■ YOUR INSTRUCTIONS
Exact repetition is required: output every record in full.

## Begin

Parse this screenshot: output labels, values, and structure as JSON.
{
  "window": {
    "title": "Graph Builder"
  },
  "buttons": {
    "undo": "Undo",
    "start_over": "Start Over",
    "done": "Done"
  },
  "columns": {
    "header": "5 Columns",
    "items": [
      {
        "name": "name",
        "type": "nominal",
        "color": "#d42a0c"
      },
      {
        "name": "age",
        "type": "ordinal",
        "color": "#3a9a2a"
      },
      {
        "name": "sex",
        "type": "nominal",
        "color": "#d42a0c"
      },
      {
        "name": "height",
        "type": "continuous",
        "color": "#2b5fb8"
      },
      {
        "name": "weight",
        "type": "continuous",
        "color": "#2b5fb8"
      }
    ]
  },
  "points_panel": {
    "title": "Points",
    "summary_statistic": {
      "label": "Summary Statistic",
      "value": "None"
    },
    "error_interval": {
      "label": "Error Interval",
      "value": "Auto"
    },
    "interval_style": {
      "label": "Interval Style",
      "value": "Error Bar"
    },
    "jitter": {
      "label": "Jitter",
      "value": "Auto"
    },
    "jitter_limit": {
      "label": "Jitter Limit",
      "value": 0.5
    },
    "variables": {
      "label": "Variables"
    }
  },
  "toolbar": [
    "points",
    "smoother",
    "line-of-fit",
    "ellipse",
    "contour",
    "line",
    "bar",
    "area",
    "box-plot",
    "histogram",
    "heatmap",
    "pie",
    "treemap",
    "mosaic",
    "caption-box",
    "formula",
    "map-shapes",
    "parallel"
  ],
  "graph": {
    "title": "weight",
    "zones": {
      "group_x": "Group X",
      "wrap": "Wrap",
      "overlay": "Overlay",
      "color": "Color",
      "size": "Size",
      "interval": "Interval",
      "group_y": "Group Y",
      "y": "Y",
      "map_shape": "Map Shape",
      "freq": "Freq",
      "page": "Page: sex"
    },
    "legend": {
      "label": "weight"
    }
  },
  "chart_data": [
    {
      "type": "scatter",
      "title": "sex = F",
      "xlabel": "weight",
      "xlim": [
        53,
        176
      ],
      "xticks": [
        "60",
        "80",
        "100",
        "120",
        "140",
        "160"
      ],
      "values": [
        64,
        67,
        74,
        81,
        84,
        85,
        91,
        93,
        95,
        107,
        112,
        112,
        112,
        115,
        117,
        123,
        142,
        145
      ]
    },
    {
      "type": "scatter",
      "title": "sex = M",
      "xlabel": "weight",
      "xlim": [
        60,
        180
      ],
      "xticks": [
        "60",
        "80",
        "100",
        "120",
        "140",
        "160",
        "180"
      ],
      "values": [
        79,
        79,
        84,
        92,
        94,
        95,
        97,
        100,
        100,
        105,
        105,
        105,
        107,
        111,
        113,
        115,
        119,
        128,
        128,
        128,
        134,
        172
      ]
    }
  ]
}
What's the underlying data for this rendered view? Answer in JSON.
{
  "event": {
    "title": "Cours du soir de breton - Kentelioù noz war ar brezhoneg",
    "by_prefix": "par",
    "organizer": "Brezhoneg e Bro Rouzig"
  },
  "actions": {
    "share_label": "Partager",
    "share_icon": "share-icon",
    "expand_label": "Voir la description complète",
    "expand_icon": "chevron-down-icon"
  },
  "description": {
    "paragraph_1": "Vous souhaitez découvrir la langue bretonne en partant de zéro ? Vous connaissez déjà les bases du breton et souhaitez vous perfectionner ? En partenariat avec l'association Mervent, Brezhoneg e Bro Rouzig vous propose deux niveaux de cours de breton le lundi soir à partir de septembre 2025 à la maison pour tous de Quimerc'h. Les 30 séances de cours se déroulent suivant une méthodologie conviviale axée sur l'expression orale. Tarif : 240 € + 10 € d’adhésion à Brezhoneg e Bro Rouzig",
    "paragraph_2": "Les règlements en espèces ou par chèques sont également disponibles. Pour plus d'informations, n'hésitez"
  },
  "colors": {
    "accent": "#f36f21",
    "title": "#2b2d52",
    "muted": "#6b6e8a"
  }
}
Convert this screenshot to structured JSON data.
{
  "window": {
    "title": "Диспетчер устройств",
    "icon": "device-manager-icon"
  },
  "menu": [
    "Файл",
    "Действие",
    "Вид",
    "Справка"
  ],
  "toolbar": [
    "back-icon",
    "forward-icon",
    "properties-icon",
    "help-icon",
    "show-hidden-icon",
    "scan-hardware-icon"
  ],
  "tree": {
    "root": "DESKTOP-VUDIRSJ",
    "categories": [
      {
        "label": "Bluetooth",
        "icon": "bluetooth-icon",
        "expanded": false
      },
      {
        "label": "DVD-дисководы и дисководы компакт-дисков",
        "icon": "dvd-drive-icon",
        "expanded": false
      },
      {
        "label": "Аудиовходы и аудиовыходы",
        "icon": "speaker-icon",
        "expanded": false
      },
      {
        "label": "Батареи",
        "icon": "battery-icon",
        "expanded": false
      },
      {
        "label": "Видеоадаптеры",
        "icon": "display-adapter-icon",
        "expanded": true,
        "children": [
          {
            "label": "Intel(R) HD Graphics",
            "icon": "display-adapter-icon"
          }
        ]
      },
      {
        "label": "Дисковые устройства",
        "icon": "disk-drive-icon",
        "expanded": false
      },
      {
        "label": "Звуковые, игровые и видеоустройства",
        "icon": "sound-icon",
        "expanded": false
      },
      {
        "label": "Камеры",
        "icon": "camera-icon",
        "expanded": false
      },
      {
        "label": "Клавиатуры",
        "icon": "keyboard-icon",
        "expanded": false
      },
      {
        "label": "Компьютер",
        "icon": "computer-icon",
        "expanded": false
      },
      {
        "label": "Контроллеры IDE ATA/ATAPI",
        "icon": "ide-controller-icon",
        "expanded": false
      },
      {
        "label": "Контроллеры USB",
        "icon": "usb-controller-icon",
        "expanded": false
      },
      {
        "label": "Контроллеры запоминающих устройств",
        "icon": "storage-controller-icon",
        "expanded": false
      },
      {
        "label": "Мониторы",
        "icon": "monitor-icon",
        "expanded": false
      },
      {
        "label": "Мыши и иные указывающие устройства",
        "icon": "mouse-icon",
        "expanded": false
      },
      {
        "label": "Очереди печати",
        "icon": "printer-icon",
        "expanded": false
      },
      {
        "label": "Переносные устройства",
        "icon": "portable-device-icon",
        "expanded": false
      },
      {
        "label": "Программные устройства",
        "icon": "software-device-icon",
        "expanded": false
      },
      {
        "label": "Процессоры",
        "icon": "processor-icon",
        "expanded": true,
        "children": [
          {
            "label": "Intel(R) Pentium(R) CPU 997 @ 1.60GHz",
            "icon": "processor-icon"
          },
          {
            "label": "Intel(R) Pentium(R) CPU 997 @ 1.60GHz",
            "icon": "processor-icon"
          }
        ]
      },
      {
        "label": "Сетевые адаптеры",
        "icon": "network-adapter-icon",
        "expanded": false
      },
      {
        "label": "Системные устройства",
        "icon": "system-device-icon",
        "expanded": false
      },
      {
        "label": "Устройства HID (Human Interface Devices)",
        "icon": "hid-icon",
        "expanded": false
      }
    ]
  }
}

## End

■ TASK ANSWER
Parse this screenshot: output labels, values, and structure as JSON.
{
  "window": {
    "title": "Graph Builder"
  },
  "buttons": {
    "undo": "Undo",
    "start_over": "Start Over",
    "done": "Done"
  },
  "columns": {
    "header": "5 Columns",
    "items": [
      {
        "name": "name",
        "type": "nominal",
        "color": "#d42a0c"
      },
      {
        "name": "age",
        "type": "ordinal",
        "color": "#3a9a2a"
      },
      {
        "name": "sex",
        "type": "nominal",
        "color": "#d42a0c"
      },
      {
        "name": "height",
        "type": "continuous",
        "color": "#2b5fb8"
      },
      {
        "name": "weight",
        "type": "continuous",
        "color": "#2b5fb8"
      }
    ]
  },
  "points_panel": {
    "title": "Points",
    "summary_statistic": {
      "label": "Summary Statistic",
      "value": "None"
    },
    "error_interval": {
      "label": "Error Interval",
      "value": "Auto"
    },
    "interval_style": {
      "label": "Interval Style",
      "value": "Error Bar"
    },
    "jitter": {
      "label": "Jitter",
      "value": "Auto"
    },
    "jitter_limit": {
      "label": "Jitter Limit",
      "value": 0.5
    },
    "variables": {
      "label": "Variables"
    }
  },
  "toolbar": [
    "points",
    "smoother",
    "line-of-fit",
    "ellipse",
    "contour",
    "line",
    "bar",
    "area",
    "box-plot",
    "histogram",
    "heatmap",
    "pie",
    "treemap",
    "mosaic",
    "caption-box",
    "formula",
    "map-shapes",
    "parallel"
  ],
  "graph": {
    "title": "weight",
    "zones": {
      "group_x": "Group X",
      "wrap": "Wrap",
      "overlay": "Overlay",
      "color": "Color",
      "size": "Size",
      "interval": "Interval",
      "group_y": "Group Y",
      "y": "Y",
      "map_shape": "Map Shape",
      "freq": "Freq",
      "page": "Page: sex"
    },
    "legend": {
      "label": "weight"
    }
  },
  "chart_data": [
    {
      "type": "scatter",
      "title": "sex = F",
      "xlabel": "weight",
      "xlim": [
        53,
        176
      ],
      "xticks": [
        "60",
        "80",
        "100",
        "120",
        "140",
        "160"
      ],
      "values": [
        64,
        67,
        74,
        81,
        84,
        85,
        91,
        93,
        95,
        107,
        112,
        112,
        112,
        115,
        117,
        123,
        142,
        145
      ]
    },
    {
      "type": "scatter",
      "title": "sex = M",
      "xlabel": "weight",
      "xlim": [
        60,
        180
      ],
      "xticks": [
        "60",
        "80",
        "100",
        "120",
        "140",
        "160",
        "180"
      ],
      "values": [
        79,
        79,
        84,
        92,
        94,
        95,
        97,
        100,
        100,
        105,
        105,
        105,
        107,
        111,
        113,
        115,
        119,
        128,
        128,
        128,
        134,
        172
      ]
    }
  ]
}
What's the underlying data for this rendered view? Answer in JSON.
{
  "event": {
    "title": "Cours du soir de breton - Kentelioù noz war ar brezhoneg",
    "by_prefix": "par",
    "organizer": "Brezhoneg e Bro Rouzig"
  },
  "actions": {
    "share_label": "Partager",
    "share_icon": "share-icon",
    "expand_label": "Voir la description complète",
    "expand_icon": "chevron-down-icon"
  },
  "description": {
    "paragraph_1": "Vous souhaitez découvrir la langue bretonne en partant de zéro ? Vous connaissez déjà les bases du breton et souhaitez vous perfectionner ? En partenariat avec l'association Mervent, Brezhoneg e Bro Rouzig vous propose deux niveaux de cours de breton le lundi soir à partir de septembre 2025 à la maison pour tous de Quimerc'h. Les 30 séances de cours se déroulent suivant une méthodologie conviviale axée sur l'expression orale. Tarif : 240 € + 10 € d’adhésion à Brezhoneg e Bro Rouzig",
    "paragraph_2": "Les règlements en espèces ou par chèques sont également disponibles. Pour plus d'informations, n'hésitez"
  },
  "colors": {
    "accent": "#f36f21",
    "title": "#2b2d52",
    "muted": "#6b6e8a"
  }
}
Convert this screenshot to structured JSON data.
{
  "window": {
    "title": "Диспетчер устройств",
    "icon": "device-manager-icon"
  },
  "menu": [
    "Файл",
    "Действие",
    "Вид",
    "Справка"
  ],
  "toolbar": [
    "back-icon",
    "forward-icon",
    "properties-icon",
    "help-icon",
    "show-hidden-icon",
    "scan-hardware-icon"
  ],
  "tree": {
    "root": "DESKTOP-VUDIRSJ",
    "categories": [
      {
        "label": "Bluetooth",
        "icon": "bluetooth-icon",
        "expanded": false
      },
      {
        "label": "DVD-дисководы и дисководы компакт-дисков",
        "icon": "dvd-drive-icon",
        "expanded": false
      },
      {
        "label": "Аудиовходы и аудиовыходы",
        "icon": "speaker-icon",
        "expanded": false
      },
      {
        "label": "Батареи",
        "icon": "battery-icon",
        "expanded": false
      },
      {
        "label": "Видеоадаптеры",
        "icon": "display-adapter-icon",
        "expanded": true,
        "children": [
          {
            "label": "Intel(R) HD Graphics",
            "icon": "display-adapter-icon"
          }
        ]
      },
      {
        "label": "Дисковые устройства",
        "icon": "disk-drive-icon",
        "expanded": false
      },
      {
        "label": "Звуковые, игровые и видеоустройства",
        "icon": "sound-icon",
        "expanded": false
      },
      {
        "label": "Камеры",
        "icon": "camera-icon",
        "expanded": false
      },
      {
        "label": "Клавиатуры",
        "icon": "keyboard-icon",
        "expanded": false
      },
      {
        "label": "Компьютер",
        "icon": "computer-icon",
        "expanded": false
      },
      {
        "label": "Контроллеры IDE ATA/ATAPI",
        "icon": "ide-controller-icon",
        "expanded": false
      },
      {
        "label": "Контроллеры USB",
        "icon": "usb-controller-icon",
        "expanded": false
      },
      {
        "label": "Контроллеры запоминающих устройств",
        "icon": "storage-controller-icon",
        "expanded": false
      },
      {
        "label": "Мониторы",
        "icon": "monitor-icon",
        "expanded": false
      },
      {
        "label": "Мыши и иные указывающие устройства",
        "icon": "mouse-icon",
        "expanded": false
      },
      {
        "label": "Очереди печати",
        "icon": "printer-icon",
        "expanded": false
      },
      {
        "label": "Переносные устройства",
        "icon": "portable-device-icon",
        "expanded": false
      },
      {
        "label": "Программные устройства",
        "icon": "software-device-icon",
        "expanded": false
      },
      {
        "label": "Процессоры",
        "icon": "processor-icon",
        "expanded": true,
        "children": [
          {
            "label": "Intel(R) Pentium(R) CPU 997 @ 1.60GHz",
            "icon": "processor-icon"
          },
          {
            "label": "Intel(R) Pentium(R) CPU 997 @ 1.60GHz",
            "icon": "processor-icon"
          }
        ]
      },
      {
        "label": "Сетевые адаптеры",
        "icon": "network-adapter-icon",
        "expanded": false
      },
      {
        "label": "Системные устройства",
        "icon": "system-device-icon",
        "expanded": false
      },
      {
        "label": "Устройства HID (Human Interface Devices)",
        "icon": "hid-icon",
        "expanded": false
      }
    ]
  }
}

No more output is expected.